>> Start GIVEN INFORMATION

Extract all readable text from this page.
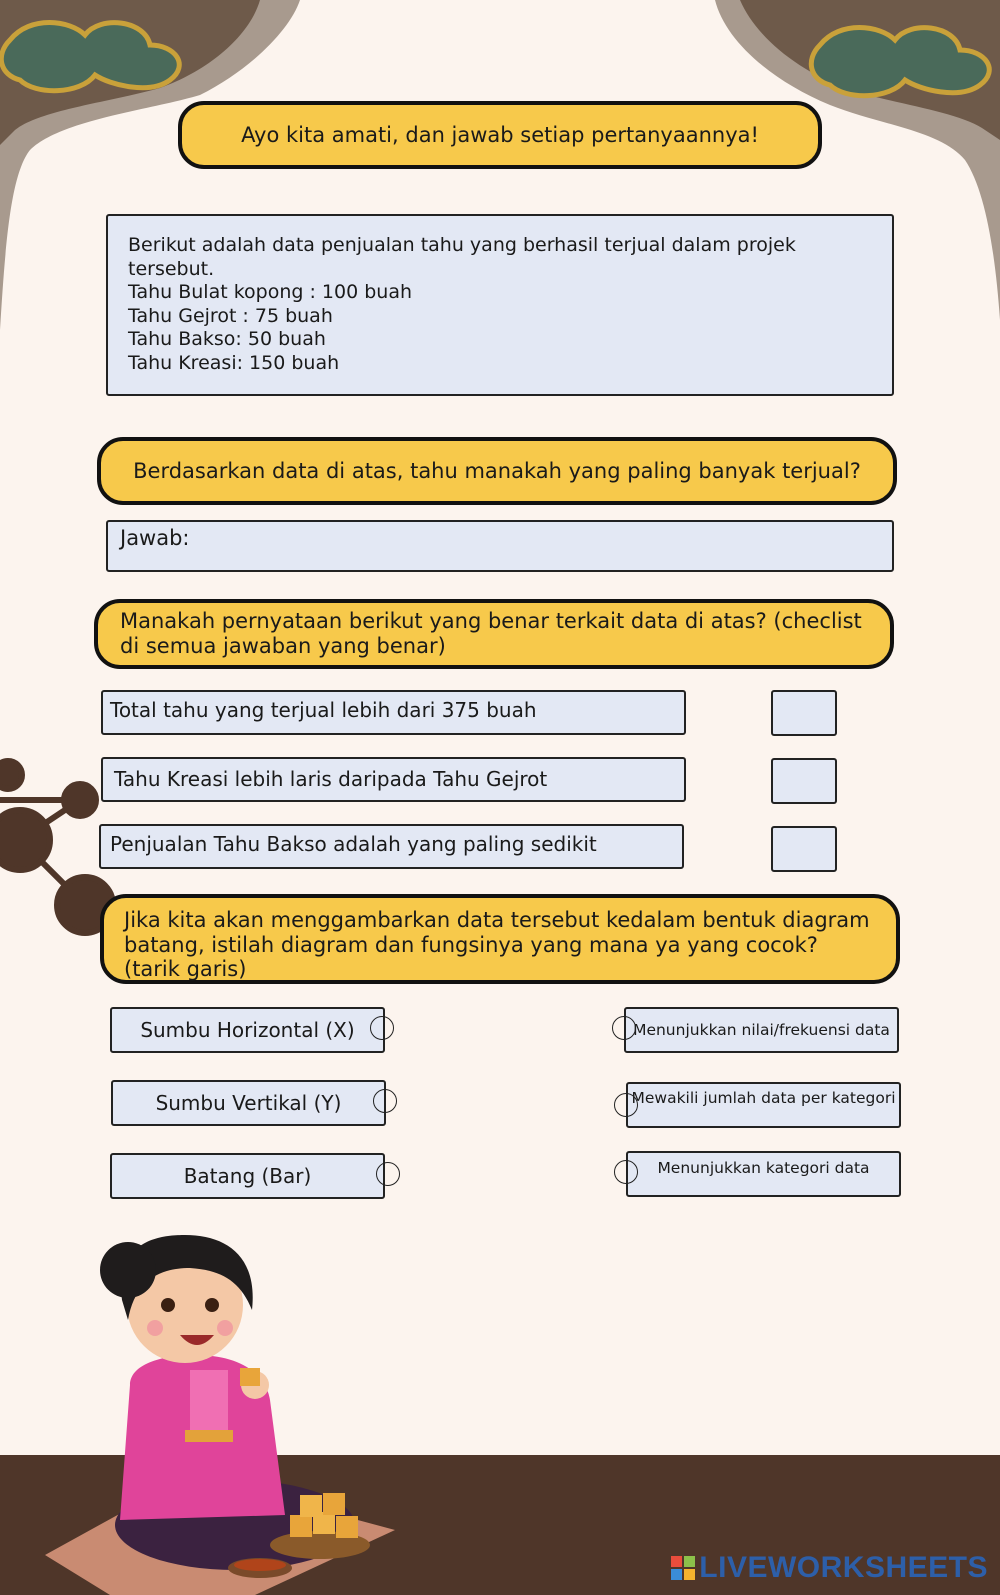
Ayo kita amati, dan jawab setiap pertanyaannya!
Berikut adalah data penjualan tahu yang berhasil terjual dalam projek tersebut.
Tahu Bulat kopong : 100 buah
Tahu Gejrot : 75 buah
Tahu Bakso: 50 buah
Tahu Kreasi: 150 buah
Berdasarkan data di atas, tahu manakah yang paling banyak terjual?
Jawab:
Manakah pernyataan berikut yang benar terkait data di atas? (checlist di semua jawaban yang benar)
Total tahu yang terjual lebih dari 375 buah
Tahu Kreasi lebih laris daripada Tahu Gejrot
Penjualan Tahu Bakso adalah yang paling sedikit
Jika kita akan menggambarkan data tersebut kedalam bentuk diagram batang, istilah diagram dan fungsinya yang mana ya yang cocok? (tarik garis)
Sumbu Horizontal (X)
Sumbu Vertikal (Y)
Batang (Bar)
Menunjukkan nilai/frekuensi data
Mewakili jumlah data per kategori
Menunjukkan kategori data
LIVEWORKSHEETS
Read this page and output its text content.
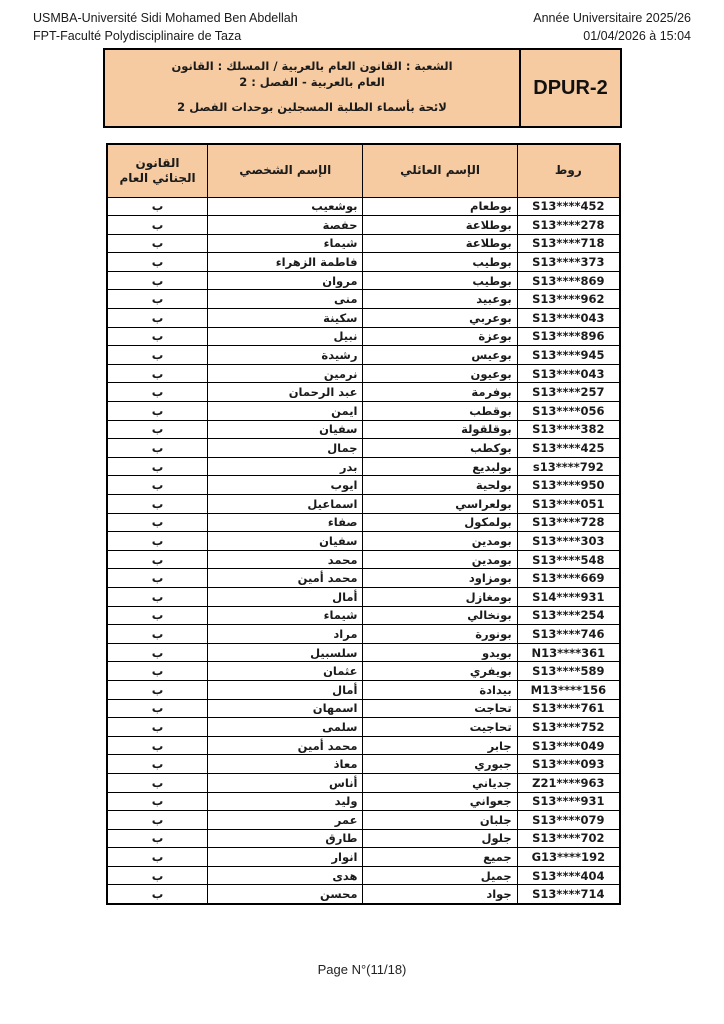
USMBA-Université Sidi Mohamed Ben Abdellah
FPT-Faculté Polydisciplinaire de Taza
Année Universitaire 2025/26
01/04/2026 à 15:04
الشعبة : القانون العام بالعربية / المسلك : القانون
العام بالعربية - الفصل : 2
لائحة بأسماء الطلبة المسجلين بوحدات الفصل 2
DPUR-2
روط	الإسم العائلي	الإسم الشخصي	القانون الجنائي العام
S13****452	بوطعام	بوشعيب	ب
S13****278	بوطلاعة	حفصة	ب
S13****718	بوطلاعة	شيماء	ب
S13****373	بوطيب	فاطمة الزهراء	ب
S13****869	بوطيب	مروان	ب
S13****962	بوعبيد	منى	ب
S13****043	بوعربي	سكينة	ب
S13****896	بوعزة	نبيل	ب
S13****945	بوعيس	رشيدة	ب
S13****043	بوعيون	نرمين	ب
S13****257	بوفرمة	عبد الرحمان	ب
S13****056	بوقطب	ايمن	ب
S13****382	بوقلقولة	سفيان	ب
S13****425	بوكطب	جمال	ب
s13****792	بولبديع	بدر	ب
S13****950	بولحية	ايوب	ب
S13****051	بولعراسي	اسماعيل	ب
S13****728	بولمكول	صفاء	ب
S13****303	بومدين	سفيان	ب
S13****548	بومدين	محمد	ب
S13****669	بومزاود	محمد أمين	ب
S14****931	بومغازل	أمال	ب
S13****254	بونخالي	شيماء	ب
S13****746	بونورة	مراد	ب
N13****361	بويدو	سلسبيل	ب
S13****589	بويفري	عثمان	ب
M13****156	بيدادة	أمال	ب
S13****761	تحاجت	اسمهان	ب
S13****752	تحاجيت	سلمى	ب
S13****049	جابر	محمد أمين	ب
S13****093	جبوري	معاذ	ب
Z21****963	جدياني	أناس	ب
S13****931	جعواني	وليد	ب
S13****079	جلبان	عمر	ب
S13****702	جلول	طارق	ب
G13****192	جميع	انوار	ب
S13****404	جميل	هدى	ب
S13****714	جواد	محسن	ب
Page N°(11/18)
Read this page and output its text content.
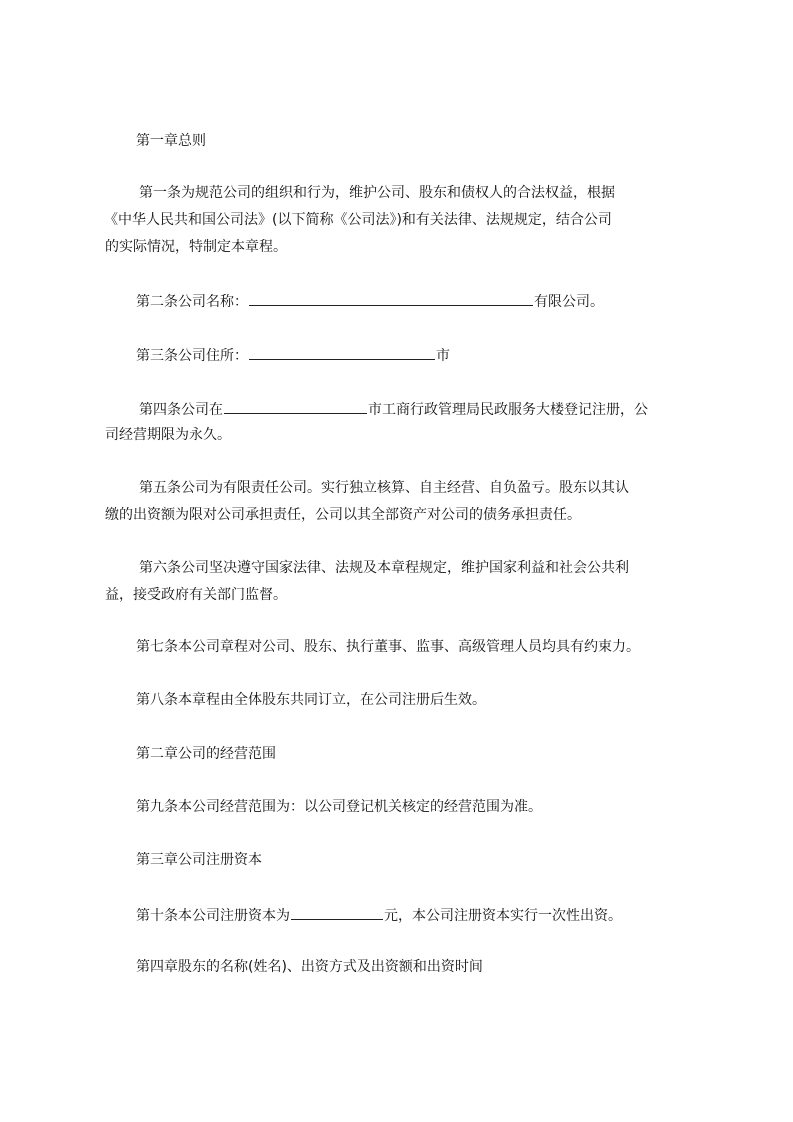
第一章总则
第一条为规范公司的组织和行为，维护公司、股东和债权人的合法权益，根据
《中华人民共和国公司法》(以下简称《公司法》)和有关法律、法规规定，结合公司
的实际情况，特制定本章程。
第二条公司名称：	有限公司。
第三条公司住所：	市
第四条公司在	市工商行政管理局民政服务大楼登记注册，公
司经营期限为永久。
第五条公司为有限责任公司。实行独立核算、自主经营、自负盈亏。股东以其认
缴的出资额为限对公司承担责任，公司以其全部资产对公司的债务承担责任。
第六条公司坚决遵守国家法律、法规及本章程规定，维护国家利益和社会公共利
益，接受政府有关部门监督。
第七条本公司章程对公司、股东、执行董事、监事、高级管理人员均具有约束力。
第八条本章程由全体股东共同订立，在公司注册后生效。
第二章公司的经营范围
第九条本公司经营范围为：以公司登记机关核定的经营范围为准。
第三章公司注册资本
第十条本公司注册资本为	元，本公司注册资本实行一次性出资。
第四章股东的名称(姓名)、出资方式及出资额和出资时间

>> End GIVEN INFORMATION

**WHAT TO DO:**
Give only the count of lines in which the string "Kreasi" appears.

**RESPONSE:**
2